The response should consist of the records that follow, printed exactly.

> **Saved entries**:
..............................
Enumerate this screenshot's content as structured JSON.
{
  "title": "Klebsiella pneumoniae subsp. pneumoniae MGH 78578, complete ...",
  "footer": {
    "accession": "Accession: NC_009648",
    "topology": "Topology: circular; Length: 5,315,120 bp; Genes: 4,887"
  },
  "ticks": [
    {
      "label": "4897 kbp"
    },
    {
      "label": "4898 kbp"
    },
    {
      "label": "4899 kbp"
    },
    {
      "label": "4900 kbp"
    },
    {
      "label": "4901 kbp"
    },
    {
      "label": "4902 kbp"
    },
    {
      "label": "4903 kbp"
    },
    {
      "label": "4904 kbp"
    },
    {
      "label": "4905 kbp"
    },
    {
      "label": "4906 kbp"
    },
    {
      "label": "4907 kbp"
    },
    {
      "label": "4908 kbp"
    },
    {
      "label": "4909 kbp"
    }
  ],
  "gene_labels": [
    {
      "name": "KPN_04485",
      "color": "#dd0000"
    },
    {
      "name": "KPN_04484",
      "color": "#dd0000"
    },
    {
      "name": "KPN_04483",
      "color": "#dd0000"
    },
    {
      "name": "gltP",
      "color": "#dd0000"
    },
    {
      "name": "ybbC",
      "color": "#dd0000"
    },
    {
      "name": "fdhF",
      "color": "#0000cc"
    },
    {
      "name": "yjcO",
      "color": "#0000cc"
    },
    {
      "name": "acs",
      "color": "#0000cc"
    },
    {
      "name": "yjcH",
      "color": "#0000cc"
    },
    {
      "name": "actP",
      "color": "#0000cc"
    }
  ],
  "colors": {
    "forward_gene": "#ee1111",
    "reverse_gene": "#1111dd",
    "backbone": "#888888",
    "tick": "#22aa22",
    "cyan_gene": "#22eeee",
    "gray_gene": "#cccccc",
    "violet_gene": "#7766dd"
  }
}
..............................
> **Solution to the exercise**:
Enumerate this screenshot's content as structured JSON.
{
  "title": "Klebsiella pneumoniae subsp. pneumoniae MGH 78578, complete ...",
  "footer": {
    "accession": "Accession: NC_009648",
    "topology": "Topology: circular; Length: 5,315,120 bp; Genes: 4,887"
  },
  "ticks": [
    {
      "label": "4897 kbp"
    },
    {
      "label": "4898 kbp"
    },
    {
      "label": "4899 kbp"
    },
    {
      "label": "4900 kbp"
    },
    {
      "label": "4901 kbp"
    },
    {
      "label": "4902 kbp"
    },
    {
      "label": "4903 kbp"
    },
    {
      "label": "4904 kbp"
    },
    {
      "label": "4905 kbp"
    },
    {
      "label": "4906 kbp"
    },
    {
      "label": "4907 kbp"
    },
    {
      "label": "4908 kbp"
    },
    {
      "label": "4909 kbp"
    }
  ],
  "gene_labels": [
    {
      "name": "KPN_04485",
      "color": "#dd0000"
    },
    {
      "name": "KPN_04484",
      "color": "#dd0000"
    },
    {
      "name": "KPN_04483",
      "color": "#dd0000"
    },
    {
      "name": "gltP",
      "color": "#dd0000"
    },
    {
      "name": "ybbC",
      "color": "#dd0000"
    },
    {
      "name": "fdhF",
      "color": "#0000cc"
    },
    {
      "name": "yjcO",
      "color": "#0000cc"
    },
    {
      "name": "acs",
      "color": "#0000cc"
    },
    {
      "name": "yjcH",
      "color": "#0000cc"
    },
    {
      "name": "actP",
      "color": "#0000cc"
    }
  ],
  "colors": {
    "forward_gene": "#ee1111",
    "reverse_gene": "#1111dd",
    "backbone": "#888888",
    "tick": "#22aa22",
    "cyan_gene": "#22eeee",
    "gray_gene": "#cccccc",
    "violet_gene": "#7766dd"
  }
}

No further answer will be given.